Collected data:
%%

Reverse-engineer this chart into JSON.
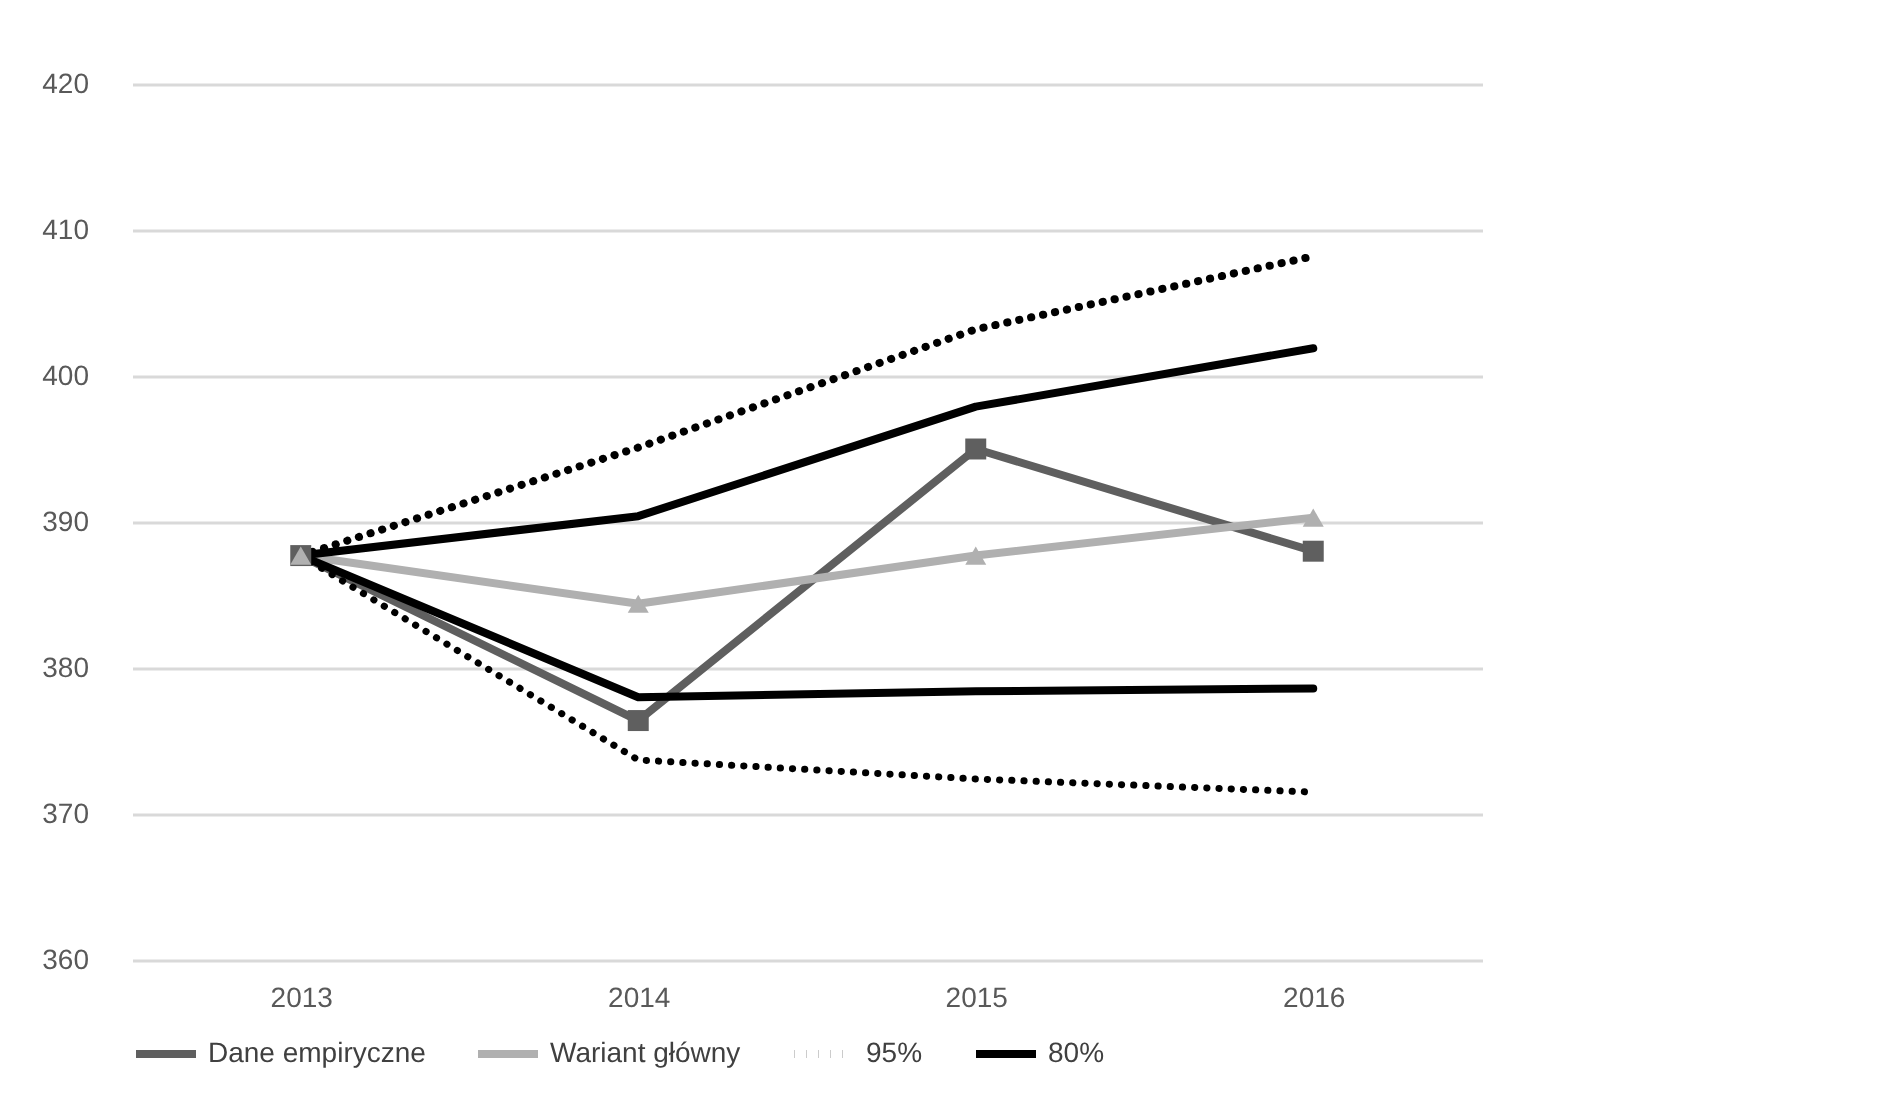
{
  "chart_data": {
    "type": "line",
    "categories": [
      "2013",
      "2014",
      "2015",
      "2016"
    ],
    "ylim": [
      360,
      420
    ],
    "yticks": [
      360,
      370,
      380,
      390,
      400,
      410,
      420
    ],
    "grid": "y",
    "legend": "bottom",
    "series": [
      {
        "name": "Dane empiryczne",
        "color": "#5f5f5f",
        "marker": "square",
        "line_style": "solid",
        "values": [
          387.7,
          376.4,
          395.0,
          388.0
        ]
      },
      {
        "name": "Wariant główny",
        "color": "#b0b0b0",
        "marker": "triangle",
        "line_style": "solid",
        "values": [
          387.7,
          384.4,
          387.7,
          390.3
        ]
      },
      {
        "name": "95%",
        "color": "#000000",
        "marker": "none",
        "line_style": "dotted",
        "values": [
          387.7,
          395.1,
          403.2,
          408.2
        ]
      },
      {
        "color": "#000000",
        "marker": "none",
        "line_style": "dotted",
        "values": [
          387.7,
          373.7,
          372.4,
          371.5
        ]
      },
      {
        "name": "80%",
        "color": "#000000",
        "marker": "none",
        "line_style": "solid",
        "values": [
          387.7,
          390.4,
          397.9,
          401.9
        ]
      },
      {
        "color": "#000000",
        "marker": "none",
        "line_style": "solid",
        "values": [
          387.7,
          378.0,
          378.4,
          378.6
        ]
      }
    ]
  }
}
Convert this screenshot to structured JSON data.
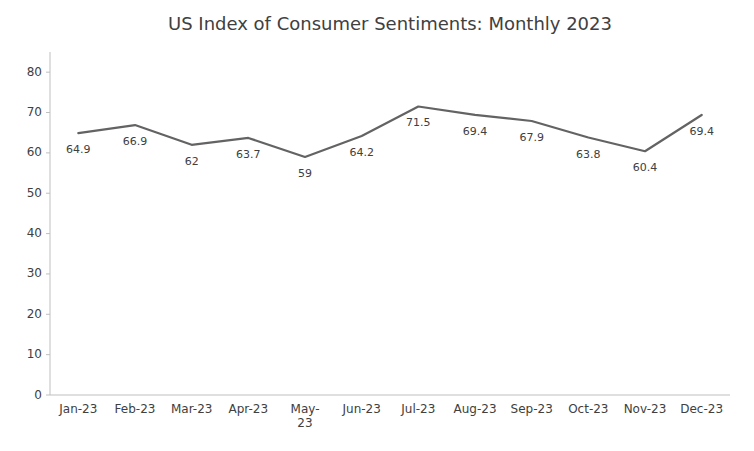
{
  "chart_data": {
    "type": "line",
    "title": "US Index of Consumer Sentiments: Monthly 2023",
    "categories": [
      "Jan-23",
      "Feb-23",
      "Mar-23",
      "Apr-23",
      "May-\n23",
      "Jun-23",
      "Jul-23",
      "Aug-23",
      "Sep-23",
      "Oct-23",
      "Nov-23",
      "Dec-23"
    ],
    "values": [
      64.9,
      66.9,
      62.0,
      63.7,
      59.0,
      64.2,
      71.5,
      69.4,
      67.9,
      63.8,
      60.4,
      69.4
    ],
    "color": "#636363",
    "ylim": [
      0,
      85
    ],
    "yticks": [
      0,
      10,
      20,
      30,
      40,
      50,
      60,
      70,
      80
    ],
    "data_labels": true,
    "grid": false
  }
}
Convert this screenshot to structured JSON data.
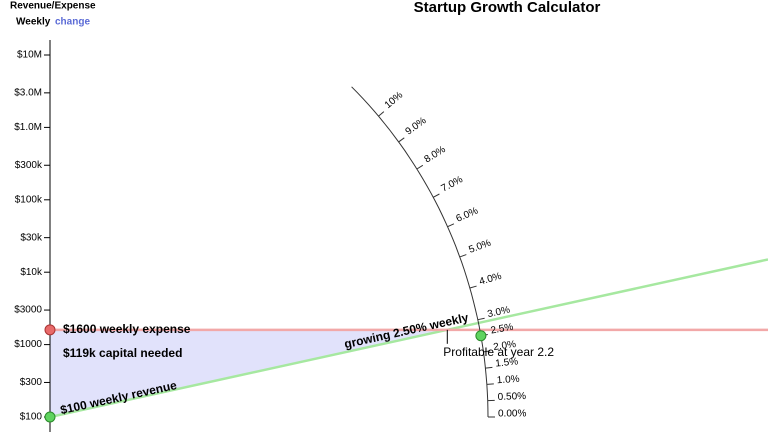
{
  "header": {
    "axis_title": "Revenue/Expense",
    "period": "Weekly",
    "change": "change"
  },
  "chart_data": {
    "type": "line",
    "title": "Startup Growth Calculator",
    "x": [
      0,
      3.9
    ],
    "xlim": [
      0,
      3.9
    ],
    "ylim": [
      100,
      10000000
    ],
    "log_y": true,
    "yticks": [
      {
        "value": 10000000,
        "label": "$10M"
      },
      {
        "value": 3000000,
        "label": "$3.0M"
      },
      {
        "value": 1000000,
        "label": "$1.0M"
      },
      {
        "value": 300000,
        "label": "$300k"
      },
      {
        "value": 100000,
        "label": "$100k"
      },
      {
        "value": 30000,
        "label": "$30k"
      },
      {
        "value": 10000,
        "label": "$10k"
      },
      {
        "value": 3000,
        "label": "$3000"
      },
      {
        "value": 1000,
        "label": "$1000"
      },
      {
        "value": 300,
        "label": "$300"
      },
      {
        "value": 100,
        "label": "$100"
      }
    ],
    "series": [
      {
        "color": "#a6e8a0",
        "values": [
          100,
          15000
        ]
      },
      {
        "color": "#f2a8a8",
        "values": [
          1600,
          1600
        ]
      }
    ],
    "annotations": {
      "expense": "$1600 weekly expense",
      "capital": "$119k capital needed",
      "revenue": "$100 weekly revenue",
      "growth": "growing 2.50% weekly",
      "profitable": "Profitable at year 2.2"
    },
    "dial": {
      "lim": [
        0,
        10
      ],
      "value": 2.5,
      "ticks": [
        {
          "value": 0,
          "label": "0.00%"
        },
        {
          "value": 0.5,
          "label": "0.50%"
        },
        {
          "value": 1,
          "label": "1.0%"
        },
        {
          "value": 1.5,
          "label": "1.5%"
        },
        {
          "value": 2,
          "label": "2.0%"
        },
        {
          "value": 2.5,
          "label": "2.5%"
        },
        {
          "value": 3,
          "label": "3.0%"
        },
        {
          "value": 4,
          "label": "4.0%"
        },
        {
          "value": 5,
          "label": "5.0%"
        },
        {
          "value": 6,
          "label": "6.0%"
        },
        {
          "value": 7,
          "label": "7.0%"
        },
        {
          "value": 8,
          "label": "8.0%"
        },
        {
          "value": 9,
          "label": "9.0%"
        },
        {
          "value": 10,
          "label": "10%"
        }
      ]
    }
  }
}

%%

## DIRECTIONS
All of the data above should be quoted exactly, except for the pictures.

## WRITTEN SOLUTION
Reverse-engineer this chart into JSON.
{
  "chart_data": {
    "type": "line",
    "categories": [
      "2013",
      "2014",
      "2015",
      "2016"
    ],
    "ylim": [
      360,
      420
    ],
    "yticks": [
      360,
      370,
      380,
      390,
      400,
      410,
      420
    ],
    "grid": "y",
    "legend": "bottom",
    "series": [
      {
        "name": "Dane empiryczne",
        "color": "#5f5f5f",
        "marker": "square",
        "line_style": "solid",
        "values": [
          387.7,
          376.4,
          395.0,
          388.0
        ]
      },
      {
        "name": "Wariant główny",
        "color": "#b0b0b0",
        "marker": "triangle",
        "line_style": "solid",
        "values": [
          387.7,
          384.4,
          387.7,
          390.3
        ]
      },
      {
        "name": "95%",
        "color": "#000000",
        "marker": "none",
        "line_style": "dotted",
        "values": [
          387.7,
          395.1,
          403.2,
          408.2
        ]
      },
      {
        "color": "#000000",
        "marker": "none",
        "line_style": "dotted",
        "values": [
          387.7,
          373.7,
          372.4,
          371.5
        ]
      },
      {
        "name": "80%",
        "color": "#000000",
        "marker": "none",
        "line_style": "solid",
        "values": [
          387.7,
          390.4,
          397.9,
          401.9
        ]
      },
      {
        "color": "#000000",
        "marker": "none",
        "line_style": "solid",
        "values": [
          387.7,
          378.0,
          378.4,
          378.6
        ]
      }
    ]
  }
}
Convert this screenshot to structured JSON data.
{
  "chart_data": {
    "type": "line",
    "title": "US Index of Consumer Sentiments: Monthly 2023",
    "categories": [
      "Jan-23",
      "Feb-23",
      "Mar-23",
      "Apr-23",
      "May-\n23",
      "Jun-23",
      "Jul-23",
      "Aug-23",
      "Sep-23",
      "Oct-23",
      "Nov-23",
      "Dec-23"
    ],
    "values": [
      64.9,
      66.9,
      62.0,
      63.7,
      59.0,
      64.2,
      71.5,
      69.4,
      67.9,
      63.8,
      60.4,
      69.4
    ],
    "color": "#636363",
    "ylim": [
      0,
      85
    ],
    "yticks": [
      0,
      10,
      20,
      30,
      40,
      50,
      60,
      70,
      80
    ],
    "data_labels": true,
    "grid": false
  }
}
Convert this screenshot to structured JSON data.
{
  "header": {
    "axis_title": "Revenue/Expense",
    "period": "Weekly",
    "change": "change"
  },
  "chart_data": {
    "type": "line",
    "title": "Startup Growth Calculator",
    "x": [
      0,
      3.9
    ],
    "xlim": [
      0,
      3.9
    ],
    "ylim": [
      100,
      10000000
    ],
    "log_y": true,
    "yticks": [
      {
        "value": 10000000,
        "label": "$10M"
      },
      {
        "value": 3000000,
        "label": "$3.0M"
      },
      {
        "value": 1000000,
        "label": "$1.0M"
      },
      {
        "value": 300000,
        "label": "$300k"
      },
      {
        "value": 100000,
        "label": "$100k"
      },
      {
        "value": 30000,
        "label": "$30k"
      },
      {
        "value": 10000,
        "label": "$10k"
      },
      {
        "value": 3000,
        "label": "$3000"
      },
      {
        "value": 1000,
        "label": "$1000"
      },
      {
        "value": 300,
        "label": "$300"
      },
      {
        "value": 100,
        "label": "$100"
      }
    ],
    "series": [
      {
        "color": "#a6e8a0",
        "values": [
          100,
          15000
        ]
      },
      {
        "color": "#f2a8a8",
        "values": [
          1600,
          1600
        ]
      }
    ],
    "annotations": {
      "expense": "$1600 weekly expense",
      "capital": "$119k capital needed",
      "revenue": "$100 weekly revenue",
      "growth": "growing 2.50% weekly",
      "profitable": "Profitable at year 2.2"
    },
    "dial": {
      "lim": [
        0,
        10
      ],
      "value": 2.5,
      "ticks": [
        {
          "value": 0,
          "label": "0.00%"
        },
        {
          "value": 0.5,
          "label": "0.50%"
        },
        {
          "value": 1,
          "label": "1.0%"
        },
        {
          "value": 1.5,
          "label": "1.5%"
        },
        {
          "value": 2,
          "label": "2.0%"
        },
        {
          "value": 2.5,
          "label": "2.5%"
        },
        {
          "value": 3,
          "label": "3.0%"
        },
        {
          "value": 4,
          "label": "4.0%"
        },
        {
          "value": 5,
          "label": "5.0%"
        },
        {
          "value": 6,
          "label": "6.0%"
        },
        {
          "value": 7,
          "label": "7.0%"
        },
        {
          "value": 8,
          "label": "8.0%"
        },
        {
          "value": 9,
          "label": "9.0%"
        },
        {
          "value": 10,
          "label": "10%"
        }
      ]
    }
  }
}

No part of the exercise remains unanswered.